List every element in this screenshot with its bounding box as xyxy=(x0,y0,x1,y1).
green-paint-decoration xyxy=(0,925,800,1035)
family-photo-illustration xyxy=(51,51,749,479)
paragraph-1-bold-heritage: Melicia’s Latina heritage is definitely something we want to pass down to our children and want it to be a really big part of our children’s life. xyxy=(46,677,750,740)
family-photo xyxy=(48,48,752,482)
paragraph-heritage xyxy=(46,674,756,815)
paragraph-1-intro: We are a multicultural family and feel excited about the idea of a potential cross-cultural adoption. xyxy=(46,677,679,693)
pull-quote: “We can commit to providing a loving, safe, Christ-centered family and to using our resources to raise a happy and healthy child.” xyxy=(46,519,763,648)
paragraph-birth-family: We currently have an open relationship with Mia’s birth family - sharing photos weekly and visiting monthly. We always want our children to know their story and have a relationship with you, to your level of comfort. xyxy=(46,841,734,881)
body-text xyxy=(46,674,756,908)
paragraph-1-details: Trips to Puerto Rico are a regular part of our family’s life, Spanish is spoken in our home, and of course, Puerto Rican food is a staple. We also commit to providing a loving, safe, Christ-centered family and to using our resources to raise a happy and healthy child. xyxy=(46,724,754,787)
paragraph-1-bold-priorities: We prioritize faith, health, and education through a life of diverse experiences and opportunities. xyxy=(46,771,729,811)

> EXERCISE
Report how many lines in the items above contain the string "Christ". Give only the number.

> REPLY TO THE TASK
2